Copy the following records line for line, keeping every character unchanged.

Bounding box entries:
↓↓↓

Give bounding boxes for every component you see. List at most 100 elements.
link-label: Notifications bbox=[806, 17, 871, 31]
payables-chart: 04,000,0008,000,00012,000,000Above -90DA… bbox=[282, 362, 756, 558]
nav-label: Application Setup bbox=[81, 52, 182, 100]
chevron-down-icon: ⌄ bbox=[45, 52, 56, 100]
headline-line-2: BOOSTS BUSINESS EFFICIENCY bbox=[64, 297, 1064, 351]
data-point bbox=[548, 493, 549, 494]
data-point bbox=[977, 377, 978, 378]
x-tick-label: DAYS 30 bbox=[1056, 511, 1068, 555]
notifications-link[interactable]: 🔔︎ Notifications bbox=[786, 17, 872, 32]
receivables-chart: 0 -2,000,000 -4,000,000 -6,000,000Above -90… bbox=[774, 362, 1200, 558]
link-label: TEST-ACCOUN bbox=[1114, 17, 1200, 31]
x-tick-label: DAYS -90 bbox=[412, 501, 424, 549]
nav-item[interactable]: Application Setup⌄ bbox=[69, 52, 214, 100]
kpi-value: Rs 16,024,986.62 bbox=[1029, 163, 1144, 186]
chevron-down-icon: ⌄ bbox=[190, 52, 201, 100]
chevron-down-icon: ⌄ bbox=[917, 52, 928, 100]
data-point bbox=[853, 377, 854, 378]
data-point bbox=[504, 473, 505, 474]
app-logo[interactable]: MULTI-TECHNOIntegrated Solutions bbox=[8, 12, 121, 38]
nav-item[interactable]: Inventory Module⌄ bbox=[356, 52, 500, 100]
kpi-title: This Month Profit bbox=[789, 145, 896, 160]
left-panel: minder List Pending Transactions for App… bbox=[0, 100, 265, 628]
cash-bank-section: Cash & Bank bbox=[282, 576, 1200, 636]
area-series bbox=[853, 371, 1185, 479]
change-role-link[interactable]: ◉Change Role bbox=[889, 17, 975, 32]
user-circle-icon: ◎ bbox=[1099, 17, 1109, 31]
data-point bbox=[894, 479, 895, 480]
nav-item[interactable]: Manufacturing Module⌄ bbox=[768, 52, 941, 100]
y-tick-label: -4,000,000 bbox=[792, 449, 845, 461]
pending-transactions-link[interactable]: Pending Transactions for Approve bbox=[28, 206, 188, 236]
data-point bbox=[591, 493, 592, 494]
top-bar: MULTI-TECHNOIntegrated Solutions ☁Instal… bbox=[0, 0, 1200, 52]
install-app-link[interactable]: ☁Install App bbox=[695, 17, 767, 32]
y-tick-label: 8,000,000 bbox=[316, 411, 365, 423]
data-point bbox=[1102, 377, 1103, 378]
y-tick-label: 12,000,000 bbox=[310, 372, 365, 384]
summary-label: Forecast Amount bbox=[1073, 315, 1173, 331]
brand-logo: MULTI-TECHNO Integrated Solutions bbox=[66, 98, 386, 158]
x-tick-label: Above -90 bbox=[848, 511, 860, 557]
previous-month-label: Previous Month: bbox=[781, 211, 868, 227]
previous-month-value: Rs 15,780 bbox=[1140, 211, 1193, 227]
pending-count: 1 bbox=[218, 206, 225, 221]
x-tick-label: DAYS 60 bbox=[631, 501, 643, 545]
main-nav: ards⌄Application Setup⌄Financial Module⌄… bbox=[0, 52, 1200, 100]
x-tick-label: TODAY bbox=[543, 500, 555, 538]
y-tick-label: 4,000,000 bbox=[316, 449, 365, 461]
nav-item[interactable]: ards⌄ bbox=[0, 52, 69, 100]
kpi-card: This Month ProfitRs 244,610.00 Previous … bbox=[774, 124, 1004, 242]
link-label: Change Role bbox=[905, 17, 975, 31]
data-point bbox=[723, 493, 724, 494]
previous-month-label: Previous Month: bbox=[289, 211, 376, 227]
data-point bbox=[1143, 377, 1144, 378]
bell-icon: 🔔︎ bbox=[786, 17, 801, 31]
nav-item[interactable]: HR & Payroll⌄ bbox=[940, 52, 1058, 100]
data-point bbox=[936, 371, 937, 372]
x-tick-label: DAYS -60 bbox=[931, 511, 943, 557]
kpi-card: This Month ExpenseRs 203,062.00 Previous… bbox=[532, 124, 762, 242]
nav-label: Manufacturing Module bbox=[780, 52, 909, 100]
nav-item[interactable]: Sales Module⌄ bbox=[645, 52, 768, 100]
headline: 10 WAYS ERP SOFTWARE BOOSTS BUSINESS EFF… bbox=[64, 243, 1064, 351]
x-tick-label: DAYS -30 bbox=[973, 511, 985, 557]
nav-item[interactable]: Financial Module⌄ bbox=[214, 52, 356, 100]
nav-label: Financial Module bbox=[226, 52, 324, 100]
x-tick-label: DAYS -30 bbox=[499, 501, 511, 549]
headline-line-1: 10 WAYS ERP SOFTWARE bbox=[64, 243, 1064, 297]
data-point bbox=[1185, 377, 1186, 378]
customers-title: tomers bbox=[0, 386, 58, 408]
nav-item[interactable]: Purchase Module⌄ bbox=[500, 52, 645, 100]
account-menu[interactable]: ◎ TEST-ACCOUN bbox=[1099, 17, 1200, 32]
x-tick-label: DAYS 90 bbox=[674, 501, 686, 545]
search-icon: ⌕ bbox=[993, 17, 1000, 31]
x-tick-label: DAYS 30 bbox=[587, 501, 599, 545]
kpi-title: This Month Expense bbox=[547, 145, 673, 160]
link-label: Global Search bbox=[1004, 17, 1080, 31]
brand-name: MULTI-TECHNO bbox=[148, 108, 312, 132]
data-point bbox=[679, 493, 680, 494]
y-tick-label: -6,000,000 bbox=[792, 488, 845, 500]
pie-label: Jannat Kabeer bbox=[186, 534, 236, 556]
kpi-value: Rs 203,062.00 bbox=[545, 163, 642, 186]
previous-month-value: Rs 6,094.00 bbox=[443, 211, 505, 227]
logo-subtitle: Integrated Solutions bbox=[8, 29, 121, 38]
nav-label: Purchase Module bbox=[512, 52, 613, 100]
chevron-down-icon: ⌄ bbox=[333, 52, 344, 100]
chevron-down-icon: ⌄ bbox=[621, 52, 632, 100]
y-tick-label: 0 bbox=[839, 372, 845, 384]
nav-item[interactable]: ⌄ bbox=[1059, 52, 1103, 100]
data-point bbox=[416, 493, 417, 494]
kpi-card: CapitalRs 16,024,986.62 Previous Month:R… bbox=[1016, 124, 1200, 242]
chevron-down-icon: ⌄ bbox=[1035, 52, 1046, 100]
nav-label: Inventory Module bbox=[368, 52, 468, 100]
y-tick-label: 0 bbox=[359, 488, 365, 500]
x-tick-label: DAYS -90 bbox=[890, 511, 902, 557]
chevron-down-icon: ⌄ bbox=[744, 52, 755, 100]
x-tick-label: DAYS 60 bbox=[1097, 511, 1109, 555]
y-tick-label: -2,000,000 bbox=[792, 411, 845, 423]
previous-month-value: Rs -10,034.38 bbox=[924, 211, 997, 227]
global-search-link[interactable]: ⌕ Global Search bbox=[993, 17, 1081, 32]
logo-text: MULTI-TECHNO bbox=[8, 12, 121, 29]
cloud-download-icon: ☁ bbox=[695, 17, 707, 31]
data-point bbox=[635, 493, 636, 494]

↑↑↑

= TASK RESULT =
Give bounding boxes for every component you see. List at most 100 elements.
link-label: Notifications bbox=[806, 17, 871, 31]
payables-chart: 04,000,0008,000,00012,000,000Above -90DA… bbox=[282, 362, 756, 558]
nav-label: Application Setup bbox=[81, 52, 182, 100]
chevron-down-icon: ⌄ bbox=[45, 52, 56, 100]
headline-line-2: BOOSTS BUSINESS EFFICIENCY bbox=[64, 297, 1064, 351]
data-point bbox=[548, 493, 549, 494]
data-point bbox=[977, 377, 978, 378]
x-tick-label: DAYS 30 bbox=[1056, 511, 1068, 555]
notifications-link[interactable]: 🔔︎ Notifications bbox=[786, 17, 872, 32]
receivables-chart: 0 -2,000,000 -4,000,000 -6,000,000Above -90… bbox=[774, 362, 1200, 558]
link-label: TEST-ACCOUN bbox=[1114, 17, 1200, 31]
x-tick-label: DAYS -90 bbox=[412, 501, 424, 549]
nav-item[interactable]: Application Setup⌄ bbox=[69, 52, 214, 100]
kpi-value: Rs 16,024,986.62 bbox=[1029, 163, 1144, 186]
chevron-down-icon: ⌄ bbox=[190, 52, 201, 100]
chevron-down-icon: ⌄ bbox=[917, 52, 928, 100]
data-point bbox=[853, 377, 854, 378]
data-point bbox=[504, 473, 505, 474]
app-logo[interactable]: MULTI-TECHNOIntegrated Solutions bbox=[8, 12, 121, 38]
nav-item[interactable]: Inventory Module⌄ bbox=[356, 52, 500, 100]
kpi-title: This Month Profit bbox=[789, 145, 896, 160]
left-panel: minder List Pending Transactions for App… bbox=[0, 100, 265, 628]
cash-bank-section: Cash & Bank bbox=[282, 576, 1200, 636]
area-series bbox=[853, 371, 1185, 479]
change-role-link[interactable]: ◉Change Role bbox=[889, 17, 975, 32]
user-circle-icon: ◎ bbox=[1099, 17, 1109, 31]
data-point bbox=[894, 479, 895, 480]
nav-item[interactable]: Manufacturing Module⌄ bbox=[768, 52, 941, 100]
y-tick-label: -4,000,000 bbox=[792, 449, 845, 461]
pending-transactions-link[interactable]: Pending Transactions for Approve bbox=[28, 206, 188, 236]
data-point bbox=[591, 493, 592, 494]
top-bar: MULTI-TECHNOIntegrated Solutions ☁Instal… bbox=[0, 0, 1200, 52]
install-app-link[interactable]: ☁Install App bbox=[695, 17, 767, 32]
y-tick-label: 8,000,000 bbox=[316, 411, 365, 423]
data-point bbox=[1102, 377, 1103, 378]
y-tick-label: 12,000,000 bbox=[310, 372, 365, 384]
summary-label: Forecast Amount bbox=[1073, 315, 1173, 331]
brand-logo: MULTI-TECHNO Integrated Solutions bbox=[66, 98, 386, 158]
x-tick-label: Above -90 bbox=[848, 511, 860, 557]
previous-month-label: Previous Month: bbox=[781, 211, 868, 227]
previous-month-value: Rs 15,780 bbox=[1140, 211, 1193, 227]
pending-count: 1 bbox=[218, 206, 225, 221]
x-tick-label: DAYS 60 bbox=[631, 501, 643, 545]
main-nav: ards⌄Application Setup⌄Financial Module⌄… bbox=[0, 52, 1200, 100]
x-tick-label: TODAY bbox=[543, 500, 555, 538]
y-tick-label: 4,000,000 bbox=[316, 449, 365, 461]
nav-item[interactable]: ards⌄ bbox=[0, 52, 69, 100]
kpi-card: This Month ProfitRs 244,610.00 Previous … bbox=[774, 124, 1004, 242]
link-label: Change Role bbox=[905, 17, 975, 31]
data-point bbox=[723, 493, 724, 494]
previous-month-label: Previous Month: bbox=[289, 211, 376, 227]
data-point bbox=[1143, 377, 1144, 378]
bell-icon: 🔔︎ bbox=[786, 17, 801, 31]
nav-item[interactable]: HR & Payroll⌄ bbox=[940, 52, 1058, 100]
data-point bbox=[936, 371, 937, 372]
x-tick-label: DAYS -60 bbox=[931, 511, 943, 557]
kpi-card: This Month ExpenseRs 203,062.00 Previous… bbox=[532, 124, 762, 242]
nav-label: Manufacturing Module bbox=[780, 52, 909, 100]
nav-item[interactable]: Sales Module⌄ bbox=[645, 52, 768, 100]
headline: 10 WAYS ERP SOFTWARE BOOSTS BUSINESS EFF… bbox=[64, 243, 1064, 351]
x-tick-label: DAYS -30 bbox=[973, 511, 985, 557]
nav-item[interactable]: Financial Module⌄ bbox=[214, 52, 356, 100]
nav-label: Financial Module bbox=[226, 52, 324, 100]
x-tick-label: DAYS -30 bbox=[499, 501, 511, 549]
headline-line-1: 10 WAYS ERP SOFTWARE bbox=[64, 243, 1064, 297]
data-point bbox=[1185, 377, 1186, 378]
customers-title: tomers bbox=[0, 386, 58, 408]
nav-item[interactable]: Purchase Module⌄ bbox=[500, 52, 645, 100]
account-menu[interactable]: ◎ TEST-ACCOUN bbox=[1099, 17, 1200, 32]
x-tick-label: DAYS 90 bbox=[674, 501, 686, 545]
search-icon: ⌕ bbox=[993, 17, 1000, 31]
x-tick-label: DAYS 30 bbox=[587, 501, 599, 545]
kpi-title: This Month Expense bbox=[547, 145, 673, 160]
link-label: Global Search bbox=[1004, 17, 1080, 31]
brand-name: MULTI-TECHNO bbox=[148, 108, 312, 132]
data-point bbox=[679, 493, 680, 494]
y-tick-label: -6,000,000 bbox=[792, 488, 845, 500]
pie-label: Jannat Kabeer bbox=[186, 534, 236, 556]
kpi-value: Rs 203,062.00 bbox=[545, 163, 642, 186]
previous-month-value: Rs 6,094.00 bbox=[443, 211, 505, 227]
logo-subtitle: Integrated Solutions bbox=[8, 29, 121, 38]
nav-label: Purchase Module bbox=[512, 52, 613, 100]
chevron-down-icon: ⌄ bbox=[333, 52, 344, 100]
chevron-down-icon: ⌄ bbox=[621, 52, 632, 100]
y-tick-label: 0 bbox=[839, 372, 845, 384]
nav-item[interactable]: ⌄ bbox=[1059, 52, 1103, 100]
data-point bbox=[416, 493, 417, 494]
kpi-card: CapitalRs 16,024,986.62 Previous Month:R… bbox=[1016, 124, 1200, 242]
chevron-down-icon: ⌄ bbox=[1035, 52, 1046, 100]
nav-label: Inventory Module bbox=[368, 52, 468, 100]
y-tick-label: 0 bbox=[359, 488, 365, 500]
x-tick-label: DAYS -90 bbox=[890, 511, 902, 557]
chevron-down-icon: ⌄ bbox=[744, 52, 755, 100]
x-tick-label: DAYS 60 bbox=[1097, 511, 1109, 555]
y-tick-label: -2,000,000 bbox=[792, 411, 845, 423]
previous-month-value: Rs -10,034.38 bbox=[924, 211, 997, 227]
global-search-link[interactable]: ⌕ Global Search bbox=[993, 17, 1081, 32]
logo-text: MULTI-TECHNO bbox=[8, 12, 121, 29]
cloud-download-icon: ☁ bbox=[695, 17, 707, 31]
data-point bbox=[635, 493, 636, 494]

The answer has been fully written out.